Work to do: Copy out each line that mentions the word "โดยม".

>> start

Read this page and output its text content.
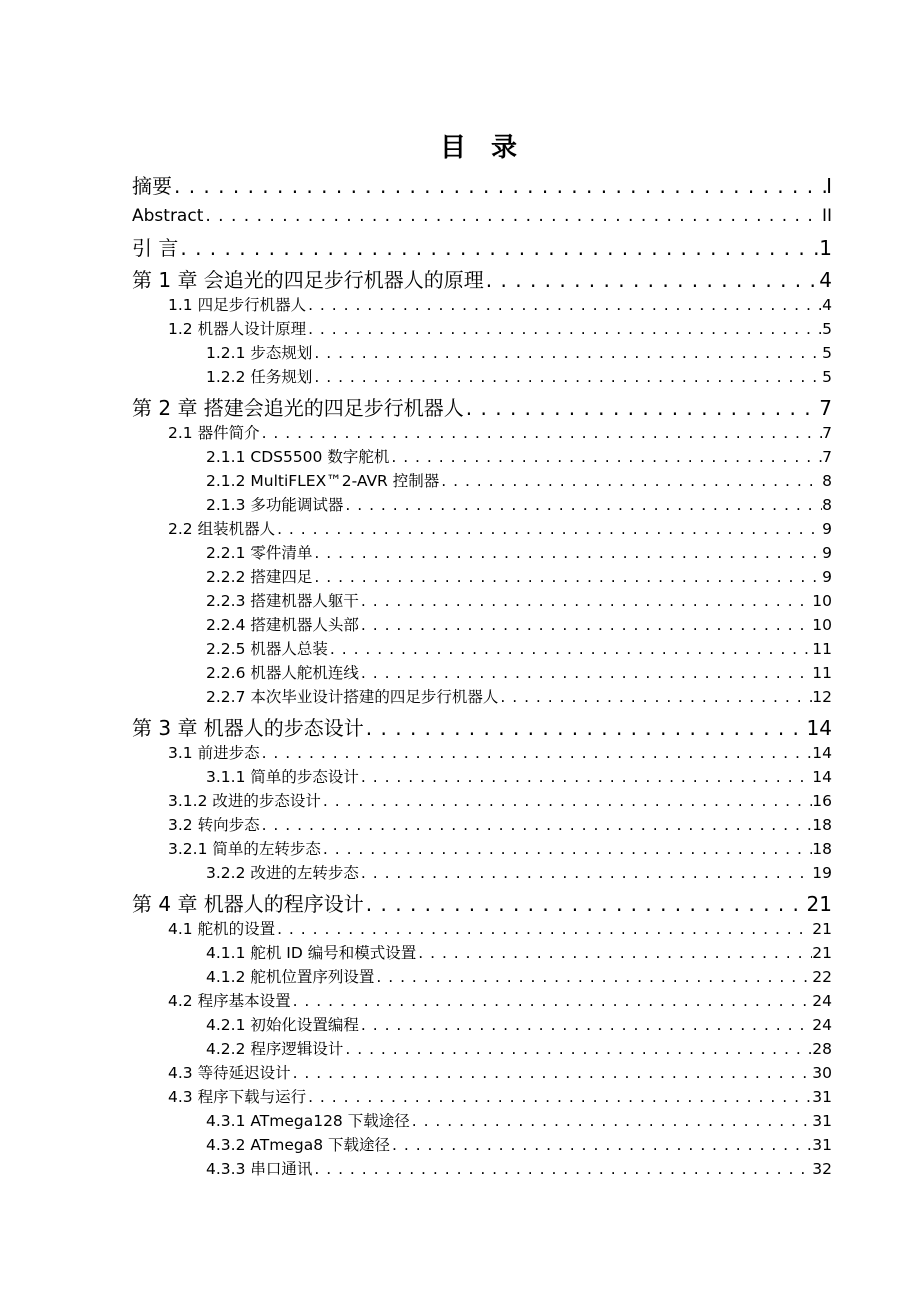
目 录
摘要 . . .	I
Abstract . . .	II
引 言 . . .	1
第 1 章 会追光的四足步行机器人的原理 . . .	4
1.1 四足步行机器人 . . .	4
1.2 机器人设计原理 . . .	5
1.2.1 步态规划 . . .	5
1.2.2 任务规划 . . .	5
第 2 章 搭建会追光的四足步行机器人 . . .	7
2.1 器件简介 . . .	7
2.1.1 CDS5500 数字舵机 . . .	7
2.1.2 MultiFLEX™2-AVR 控制器 . . .	8
2.1.3 多功能调试器 . . .	8
2.2 组装机器人 . . .	9
2.2.1 零件清单 . . .	9
2.2.2 搭建四足 . . .	9
2.2.3 搭建机器人躯干 . . .	10
2.2.4 搭建机器人头部 . . .	10
2.2.5 机器人总装 . . .	11
2.2.6 机器人舵机连线 . . .	11
2.2.7 本次毕业设计搭建的四足步行机器人 . . .	12
第 3 章 机器人的步态设计 . . .	14
3.1 前进步态 . . .	14
3.1.1 简单的步态设计 . . .	14
3.1.2 改进的步态设计 . . .	16
3.2 转向步态 . . .	18
3.2.1 简单的左转步态 . . .	18
3.2.2 改进的左转步态 . . .	19
第 4 章 机器人的程序设计 . . .	21
4.1 舵机的设置 . . .	21
4.1.1 舵机 ID 编号和模式设置 . . .	21
4.1.2 舵机位置序列设置 . . .	22
4.2 程序基本设置 . . .	24
4.2.1 初始化设置编程 . . .	24
4.2.2 程序逻辑设计 . . .	28
4.3 等待延迟设计 . . .	30
4.3 程序下载与运行 . . .	31
4.3.1 ATmega128 下载途径 . . .	31
4.3.2 ATmega8 下载途径 . . .	31
4.3.3 串口通讯 . . .	32
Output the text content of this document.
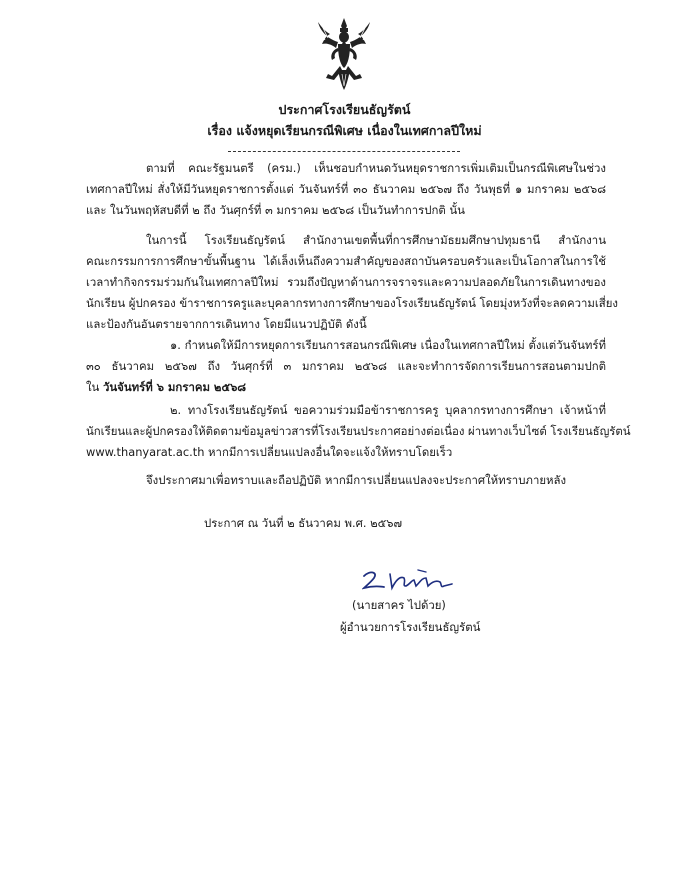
ประกาศโรงเรียนธัญรัตน์
เรื่อง แจ้งหยุดเรียนกรณีพิเศษ เนื่องในเทศกาลปีใหม่
ตามที่ คณะรัฐมนตรี (ครม.) เห็นชอบกำหนดวันหยุดราชการเพิ่มเติมเป็นกรณีพิเศษในช่วง
เทศกาลปีใหม่ สั่งให้มีวันหยุดราชการตั้งแต่ วันจันทร์ที่ ๓๐ ธันวาคม ๒๕๖๗ ถึง วันพุธที่ ๑ มกราคม ๒๕๖๘
และ ในวันพฤหัสบดีที่ ๒ ถึง วันศุกร์ที่ ๓ มกราคม ๒๕๖๘ เป็นวันทำการปกติ นั้น
ในการนี้ โรงเรียนธัญรัตน์ สำนักงานเขตพื้นที่การศึกษามัธยมศึกษาปทุมธานี สำนักงาน
คณะกรรมการการศึกษาขั้นพื้นฐาน ได้เล็งเห็นถึงความสำคัญของสถาบันครอบครัวและเป็นโอกาสในการใช้
เวลาทำกิจกรรมร่วมกันในเทศกาลปีใหม่ รวมถึงปัญหาด้านการจราจรและความปลอดภัยในการเดินทางของ
นักเรียน ผู้ปกครอง ข้าราชการครูและบุคลากรทางการศึกษาของโรงเรียนธัญรัตน์ โดยมุ่งหวังที่จะลดความเสี่ยง
และป้องกันอันตรายจากการเดินทาง โดยมีแนวปฏิบัติ ดังนี้
๑. กำหนดให้มีการหยุดการเรียนการสอนกรณีพิเศษ เนื่องในเทศกาลปีใหม่ ตั้งแต่วันจันทร์ที่
๓๐ ธันวาคม ๒๕๖๗ ถึง วันศุกร์ที่ ๓ มกราคม ๒๕๖๘ และจะทำการจัดการเรียนการสอนตามปกติ
ใน วันจันทร์ที่ ๖ มกราคม ๒๕๖๘
๒. ทางโรงเรียนธัญรัตน์ ขอความร่วมมือข้าราชการครู บุคลากรทางการศึกษา เจ้าหน้าที่
นักเรียนและผู้ปกครองให้ติดตามข้อมูลข่าวสารที่โรงเรียนประกาศอย่างต่อเนื่อง ผ่านทางเว็บไซต์ โรงเรียนธัญรัตน์
www.thanyarat.ac.th หากมีการเปลี่ยนแปลงอื่นใดจะแจ้งให้ทราบโดยเร็ว
จึงประกาศมาเพื่อทราบและถือปฏิบัติ หากมีการเปลี่ยนแปลงจะประกาศให้ทราบภายหลัง
ประกาศ ณ วันที่ ๒ ธันวาคม พ.ศ. ๒๕๖๗
(นายสาคร ไปด้วย)
ผู้อำนวยการโรงเรียนธัญรัตน์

>> end

Solution below:
นักเรียน ผู้ปกครอง ข้าราชการครูและบุคลากรทางการศึกษาของโรงเรียนธัญรัตน์ โดยมุ่งหวังที่จะลดความเสี่ยง
และป้องกันอันตรายจากการเดินทาง โดยมีแนวปฏิบัติ ดังนี้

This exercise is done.